▶ _Exercise brief_
Find the line that contains "Output the text content of this document.". Repeat that line and all lines following it, exactly, through the end of the listing below.

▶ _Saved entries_
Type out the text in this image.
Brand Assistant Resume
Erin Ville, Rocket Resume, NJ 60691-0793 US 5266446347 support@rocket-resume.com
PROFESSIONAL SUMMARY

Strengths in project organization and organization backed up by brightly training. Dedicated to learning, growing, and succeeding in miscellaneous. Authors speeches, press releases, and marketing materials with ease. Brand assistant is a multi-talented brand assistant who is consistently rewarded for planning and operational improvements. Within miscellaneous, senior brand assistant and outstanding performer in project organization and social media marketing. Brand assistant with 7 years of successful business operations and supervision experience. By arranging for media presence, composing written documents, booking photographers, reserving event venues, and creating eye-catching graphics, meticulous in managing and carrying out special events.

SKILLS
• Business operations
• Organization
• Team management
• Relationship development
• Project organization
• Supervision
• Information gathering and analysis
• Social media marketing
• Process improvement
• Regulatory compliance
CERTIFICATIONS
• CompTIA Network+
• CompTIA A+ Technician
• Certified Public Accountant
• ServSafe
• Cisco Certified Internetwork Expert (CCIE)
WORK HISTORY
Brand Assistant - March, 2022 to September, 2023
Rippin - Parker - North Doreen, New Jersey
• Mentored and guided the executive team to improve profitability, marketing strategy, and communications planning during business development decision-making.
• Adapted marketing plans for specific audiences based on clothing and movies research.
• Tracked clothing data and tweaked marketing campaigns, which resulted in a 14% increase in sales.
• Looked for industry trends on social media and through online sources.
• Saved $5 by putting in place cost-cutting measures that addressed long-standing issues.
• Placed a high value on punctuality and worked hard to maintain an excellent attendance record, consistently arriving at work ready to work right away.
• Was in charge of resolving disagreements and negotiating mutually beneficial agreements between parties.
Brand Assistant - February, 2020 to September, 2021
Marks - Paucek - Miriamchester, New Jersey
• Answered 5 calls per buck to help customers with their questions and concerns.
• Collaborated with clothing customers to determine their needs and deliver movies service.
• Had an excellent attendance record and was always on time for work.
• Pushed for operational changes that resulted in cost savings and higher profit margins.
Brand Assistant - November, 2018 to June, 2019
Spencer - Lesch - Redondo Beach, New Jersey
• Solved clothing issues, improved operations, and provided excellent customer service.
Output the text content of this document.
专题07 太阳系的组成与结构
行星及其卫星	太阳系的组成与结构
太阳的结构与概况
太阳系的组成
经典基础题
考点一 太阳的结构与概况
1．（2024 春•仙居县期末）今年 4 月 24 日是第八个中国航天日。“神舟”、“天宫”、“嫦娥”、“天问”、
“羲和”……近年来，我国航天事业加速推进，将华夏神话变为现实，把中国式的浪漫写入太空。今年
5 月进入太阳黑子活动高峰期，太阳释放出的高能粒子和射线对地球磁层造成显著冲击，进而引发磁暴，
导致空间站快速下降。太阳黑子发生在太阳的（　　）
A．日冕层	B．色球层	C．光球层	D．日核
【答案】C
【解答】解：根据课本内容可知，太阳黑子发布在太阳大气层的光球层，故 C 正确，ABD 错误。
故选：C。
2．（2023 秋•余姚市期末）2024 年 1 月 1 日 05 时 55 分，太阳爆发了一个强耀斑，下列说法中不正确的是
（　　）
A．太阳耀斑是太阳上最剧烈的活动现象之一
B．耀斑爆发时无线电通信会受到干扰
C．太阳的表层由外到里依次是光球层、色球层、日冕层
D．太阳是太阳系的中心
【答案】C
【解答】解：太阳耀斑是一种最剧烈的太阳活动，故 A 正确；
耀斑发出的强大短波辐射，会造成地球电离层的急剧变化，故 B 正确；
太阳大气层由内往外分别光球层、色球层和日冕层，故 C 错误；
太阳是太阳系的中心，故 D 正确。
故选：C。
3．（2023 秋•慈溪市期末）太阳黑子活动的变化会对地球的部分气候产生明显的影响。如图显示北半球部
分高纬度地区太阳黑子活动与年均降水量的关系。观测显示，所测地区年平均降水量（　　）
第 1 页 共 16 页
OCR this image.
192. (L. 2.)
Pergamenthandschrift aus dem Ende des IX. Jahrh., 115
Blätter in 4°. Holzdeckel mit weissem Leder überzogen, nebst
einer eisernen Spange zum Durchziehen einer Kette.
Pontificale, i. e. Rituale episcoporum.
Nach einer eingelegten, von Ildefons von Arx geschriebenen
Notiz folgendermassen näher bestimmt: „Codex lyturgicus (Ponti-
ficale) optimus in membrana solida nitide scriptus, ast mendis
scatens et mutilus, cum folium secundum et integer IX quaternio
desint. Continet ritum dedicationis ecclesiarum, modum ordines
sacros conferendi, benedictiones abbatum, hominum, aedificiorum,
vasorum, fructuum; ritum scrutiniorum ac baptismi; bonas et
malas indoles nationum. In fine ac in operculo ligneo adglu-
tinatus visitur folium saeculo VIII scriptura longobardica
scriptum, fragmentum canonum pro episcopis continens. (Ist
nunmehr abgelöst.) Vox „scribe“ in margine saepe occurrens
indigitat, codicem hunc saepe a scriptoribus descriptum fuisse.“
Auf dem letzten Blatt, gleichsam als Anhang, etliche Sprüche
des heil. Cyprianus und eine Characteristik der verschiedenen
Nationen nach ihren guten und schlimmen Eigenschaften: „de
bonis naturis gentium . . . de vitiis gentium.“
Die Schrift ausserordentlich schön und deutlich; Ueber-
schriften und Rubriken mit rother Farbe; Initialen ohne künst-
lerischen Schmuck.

▶ _Response below_
Output the text content of this document.
专题07 太阳系的组成与结构
行星及其卫星	太阳系的组成与结构
太阳的结构与概况
太阳系的组成
经典基础题
考点一 太阳的结构与概况
1．（2024 春•仙居县期末）今年 4 月 24 日是第八个中国航天日。“神舟”、“天宫”、“嫦娥”、“天问”、
“羲和”……近年来，我国航天事业加速推进，将华夏神话变为现实，把中国式的浪漫写入太空。今年
5 月进入太阳黑子活动高峰期，太阳释放出的高能粒子和射线对地球磁层造成显著冲击，进而引发磁暴，
导致空间站快速下降。太阳黑子发生在太阳的（　　）
A．日冕层	B．色球层	C．光球层	D．日核
【答案】C
【解答】解：根据课本内容可知，太阳黑子发布在太阳大气层的光球层，故 C 正确，ABD 错误。
故选：C。
2．（2023 秋•余姚市期末）2024 年 1 月 1 日 05 时 55 分，太阳爆发了一个强耀斑，下列说法中不正确的是
（　　）
A．太阳耀斑是太阳上最剧烈的活动现象之一
B．耀斑爆发时无线电通信会受到干扰
C．太阳的表层由外到里依次是光球层、色球层、日冕层
D．太阳是太阳系的中心
【答案】C
【解答】解：太阳耀斑是一种最剧烈的太阳活动，故 A 正确；
耀斑发出的强大短波辐射，会造成地球电离层的急剧变化，故 B 正确；
太阳大气层由内往外分别光球层、色球层和日冕层，故 C 错误；
太阳是太阳系的中心，故 D 正确。
故选：C。
3．（2023 秋•慈溪市期末）太阳黑子活动的变化会对地球的部分气候产生明显的影响。如图显示北半球部
分高纬度地区太阳黑子活动与年均降水量的关系。观测显示，所测地区年平均降水量（　　）
第 1 页 共 16 页
OCR this image.
192. (L. 2.)
Pergamenthandschrift aus dem Ende des IX. Jahrh., 115
Blätter in 4°. Holzdeckel mit weissem Leder überzogen, nebst
einer eisernen Spange zum Durchziehen einer Kette.
Pontificale, i. e. Rituale episcoporum.
Nach einer eingelegten, von Ildefons von Arx geschriebenen
Notiz folgendermassen näher bestimmt: „Codex lyturgicus (Ponti-
ficale) optimus in membrana solida nitide scriptus, ast mendis
scatens et mutilus, cum folium secundum et integer IX quaternio
desint. Continet ritum dedicationis ecclesiarum, modum ordines
sacros conferendi, benedictiones abbatum, hominum, aedificiorum,
vasorum, fructuum; ritum scrutiniorum ac baptismi; bonas et
malas indoles nationum. In fine ac in operculo ligneo adglu-
tinatus visitur folium saeculo VIII scriptura longobardica
scriptum, fragmentum canonum pro episcopis continens. (Ist
nunmehr abgelöst.) Vox „scribe“ in margine saepe occurrens
indigitat, codicem hunc saepe a scriptoribus descriptum fuisse.“
Auf dem letzten Blatt, gleichsam als Anhang, etliche Sprüche
des heil. Cyprianus und eine Characteristik der verschiedenen
Nationen nach ihren guten und schlimmen Eigenschaften: „de
bonis naturis gentium . . . de vitiis gentium.“
Die Schrift ausserordentlich schön und deutlich; Ueber-
schriften und Rubriken mit rother Farbe; Initialen ohne künst-
lerischen Schmuck.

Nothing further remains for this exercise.